--- BEGIN Supplied text ---

Re: [RFC PATCH 00/11] sched: CFS low-latency features

Previous thread: [RFC PATCH 04/11] sched: debug cleanup place entity by Mathieu Desnoyers on Thursday, August 26, 2010 - 11:09 am. (1 message)

Next thread: [PATCH] drivers/net/: ll_temac_main.c & ll_temac.h: Adding ethtool interface by Ville Sundell on Thursday, August 26, 2010 - 11:13 am. (2 messages)
From: Mathieu Desnoyers
Date: Thursday, August 26, 2010 - 11:09 am

[Empty message]
From: Peter Zijlstra
Date: Thursday, August 26, 2010 - 11:57 am

So we have the following components to this patch:

  - dynamic min_vruntime -- push the min_vruntime ahead at the
       rate of the runqueue wide virtual clock. This approximates
       the virtual clock, esp. when turning off sleeper fairness.
       And is cheaper than actually computing the virtual clock.

       It allows for better insertion and re-weighting behaviour,
       but it does increase overhead somewhat.

  - special wakeups using the next-buddy to get scheduled 'soon',
       used by all wakeups from the input system and timers.

  - special fork semantics related to those special wakeups.


So while I would love to simply compute the virtual clock, it would add
a s64 mult to every enqueue/dequeue and a s64 div to each
enqueue/re-weight, which might be somewhat prohibitive, the dyn
min_vruntime approximation seems to work well enough and costs a u32 div
per enqueue.

Adding a preference to all user generated wakeups (input) and
propagating that state along the wakeup chain seems to make sense,
adding the same to all timers is something that needs to be discussed, I
can well imagine not all timers are equally important -- do we want to
extend the timer interface?

If we do decide we want both, we should at the very least merge the
try_to_wake_up() conditional blob (they're really identical). Preferably
we should reduce ttwu(), not add more to it...

--- END Supplied text ---

Copy the stretch of the CFS patch thread from "And is cheaper" through "system and timers.", changing "re-weighting" to "reweighting".

--- BEGIN Record list ---

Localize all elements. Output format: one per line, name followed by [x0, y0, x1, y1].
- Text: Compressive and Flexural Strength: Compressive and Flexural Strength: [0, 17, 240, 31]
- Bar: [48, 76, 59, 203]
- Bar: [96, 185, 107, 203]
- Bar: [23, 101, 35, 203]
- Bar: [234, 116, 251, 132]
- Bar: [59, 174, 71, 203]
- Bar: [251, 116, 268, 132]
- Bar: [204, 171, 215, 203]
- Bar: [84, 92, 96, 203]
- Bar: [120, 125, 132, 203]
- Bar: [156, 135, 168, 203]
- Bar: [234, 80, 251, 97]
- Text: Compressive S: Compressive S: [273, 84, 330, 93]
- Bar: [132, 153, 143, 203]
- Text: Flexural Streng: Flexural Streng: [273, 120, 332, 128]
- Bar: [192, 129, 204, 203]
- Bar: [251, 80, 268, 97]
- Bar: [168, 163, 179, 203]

--- END Record list ---

Completed exercise
And is cheaper than actually computing the virtual clock.

       It allows for better insertion and reweighting behaviour,
       but it does increase overhead somewhat.

  - special wakeups using the next-buddy to get scheduled 'soon',
       used by all wakeups from the input system and timers.